=== Required work ===
Say how many lines in the data below contain the word "name", and give no other text.

== Record excerpts

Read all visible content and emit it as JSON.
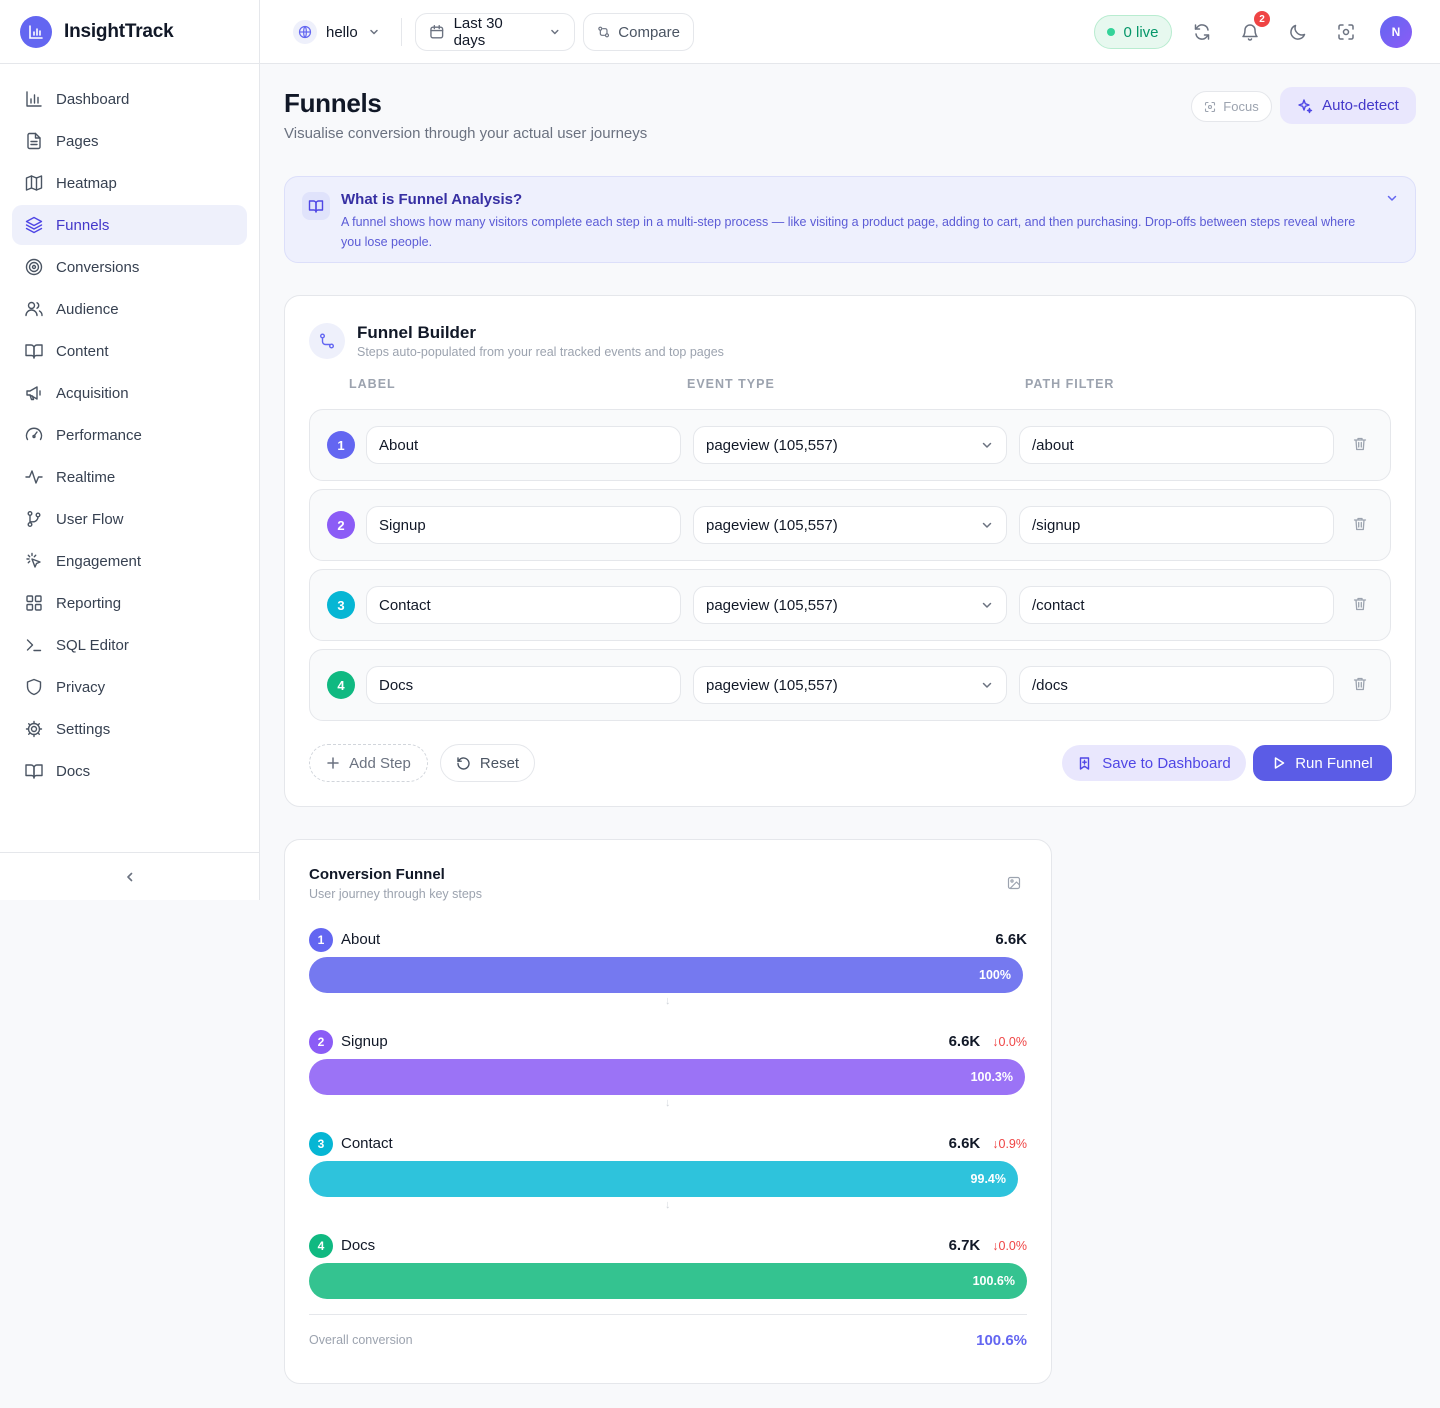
{
  "app": {
    "name": "InsightTrack"
  },
  "sidebar": {
    "items": [
      {
        "label": "Dashboard",
        "icon": "bar-chart-icon",
        "active": false
      },
      {
        "label": "Pages",
        "icon": "file-text-icon",
        "active": false
      },
      {
        "label": "Heatmap",
        "icon": "map-icon",
        "active": false
      },
      {
        "label": "Funnels",
        "icon": "layers-icon",
        "active": true
      },
      {
        "label": "Conversions",
        "icon": "target-icon",
        "active": false
      },
      {
        "label": "Audience",
        "icon": "users-icon",
        "active": false
      },
      {
        "label": "Content",
        "icon": "book-open-icon",
        "active": false
      },
      {
        "label": "Acquisition",
        "icon": "megaphone-icon",
        "active": false
      },
      {
        "label": "Performance",
        "icon": "gauge-icon",
        "active": false
      },
      {
        "label": "Realtime",
        "icon": "activity-icon",
        "active": false
      },
      {
        "label": "User Flow",
        "icon": "git-branch-icon",
        "active": false
      },
      {
        "label": "Engagement",
        "icon": "pointer-click-icon",
        "active": false
      },
      {
        "label": "Reporting",
        "icon": "layout-grid-icon",
        "active": false
      },
      {
        "label": "SQL Editor",
        "icon": "terminal-icon",
        "active": false
      },
      {
        "label": "Privacy",
        "icon": "shield-icon",
        "active": false
      },
      {
        "label": "Settings",
        "icon": "gear-icon",
        "active": false
      },
      {
        "label": "Docs",
        "icon": "book-open-icon",
        "active": false
      }
    ],
    "collapse_icon": "chevron-left-icon"
  },
  "topbar": {
    "site": "hello",
    "date_range": "Last 30 days",
    "compare": "Compare",
    "live": "0 live",
    "notifications": "2",
    "avatar": "N"
  },
  "header": {
    "title": "Funnels",
    "subtitle": "Visualise conversion through your actual user journeys",
    "focus": "Focus",
    "autodetect": "Auto-detect"
  },
  "info": {
    "title": "What is Funnel Analysis?",
    "text": "A funnel shows how many visitors complete each step in a multi-step process — like visiting a product page, adding to cart, and then purchasing. Drop-offs between steps reveal where you lose people."
  },
  "builder": {
    "title": "Funnel Builder",
    "subtitle": "Steps auto-populated from your real tracked events and top pages",
    "columns": {
      "label": "LABEL",
      "event_type": "EVENT TYPE",
      "path_filter": "PATH FILTER"
    },
    "steps": [
      {
        "num": "1",
        "label": "About",
        "event": "pageview (105,557)",
        "path": "/about",
        "color": "#6366f1"
      },
      {
        "num": "2",
        "label": "Signup",
        "event": "pageview (105,557)",
        "path": "/signup",
        "color": "#8b5cf6"
      },
      {
        "num": "3",
        "label": "Contact",
        "event": "pageview (105,557)",
        "path": "/contact",
        "color": "#06b6d4"
      },
      {
        "num": "4",
        "label": "Docs",
        "event": "pageview (105,557)",
        "path": "/docs",
        "color": "#10b981"
      }
    ],
    "add_step": "Add Step",
    "reset": "Reset",
    "save": "Save to Dashboard",
    "run": "Run Funnel"
  },
  "conversion": {
    "title": "Conversion Funnel",
    "subtitle": "User journey through key steps",
    "steps": [
      {
        "num": "1",
        "label": "About",
        "count": "6.6K",
        "drop": "",
        "pct": "100%",
        "fill": 0.994,
        "color": "#7579f0",
        "badge": "#6366f1"
      },
      {
        "num": "2",
        "label": "Signup",
        "count": "6.6K",
        "drop": "↓0.0%",
        "pct": "100.3%",
        "fill": 0.997,
        "color": "#9b73f6",
        "badge": "#8b5cf6"
      },
      {
        "num": "3",
        "label": "Contact",
        "count": "6.6K",
        "drop": "↓0.9%",
        "pct": "99.4%",
        "fill": 0.988,
        "color": "#2ec3dc",
        "badge": "#06b6d4"
      },
      {
        "num": "4",
        "label": "Docs",
        "count": "6.7K",
        "drop": "↓0.0%",
        "pct": "100.6%",
        "fill": 1.0,
        "color": "#34c390",
        "badge": "#10b981"
      }
    ],
    "arrow": "↓",
    "overall_label": "Overall conversion",
    "overall_value": "100.6%"
  }
}
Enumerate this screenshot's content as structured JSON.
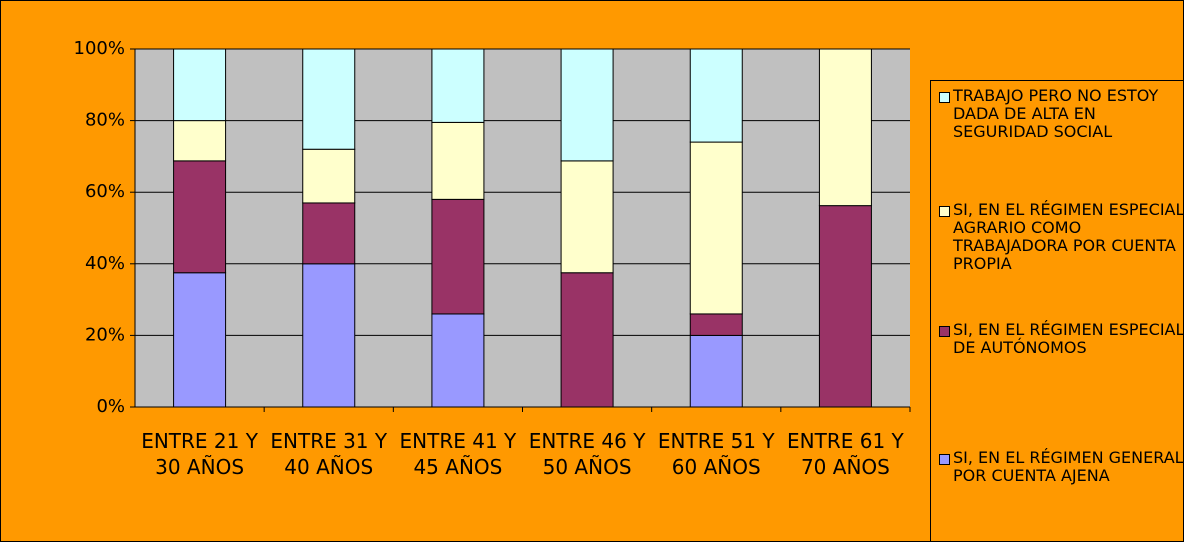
{
  "chart_data": {
    "type": "stacked_bar_100",
    "categories": [
      "ENTRE 21 Y 30 AÑOS",
      "ENTRE 31 Y 40 AÑOS",
      "ENTRE 41 Y 45 AÑOS",
      "ENTRE 46 Y 50 AÑOS",
      "ENTRE 51 Y 60 AÑOS",
      "ENTRE 61 Y 70 AÑOS"
    ],
    "series": [
      {
        "name": "SI, EN EL RÉGIMEN GENERAL POR CUENTA AJENA",
        "color": "#9999ff",
        "values": [
          37.5,
          40,
          26,
          0,
          20,
          0
        ]
      },
      {
        "name": "SI, EN EL RÉGIMEN ESPECIAL DE AUTÓNOMOS",
        "color": "#993366",
        "values": [
          31.25,
          17,
          32,
          37.5,
          6,
          56.25
        ]
      },
      {
        "name": "SI, EN EL RÉGIMEN ESPECIAL AGRARIO COMO TRABAJADORA POR CUENTA PROPIA",
        "color": "#ffffcc",
        "values": [
          11.25,
          15,
          21.5,
          31.25,
          48,
          43.75
        ]
      },
      {
        "name": "TRABAJO PERO NO ESTOY DADA DE ALTA EN SEGURIDAD SOCIAL",
        "color": "#ccffff",
        "values": [
          20,
          28,
          20.5,
          31.25,
          26,
          0
        ]
      }
    ],
    "ylim": [
      0,
      100
    ],
    "yticks": [
      {
        "value": 0,
        "label": "0%"
      },
      {
        "value": 20,
        "label": "20%"
      },
      {
        "value": 40,
        "label": "40%"
      },
      {
        "value": 60,
        "label": "60%"
      },
      {
        "value": 80,
        "label": "80%"
      },
      {
        "value": 100,
        "label": "100%"
      }
    ],
    "grid": true
  }
}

====

=== Expected answer ===
5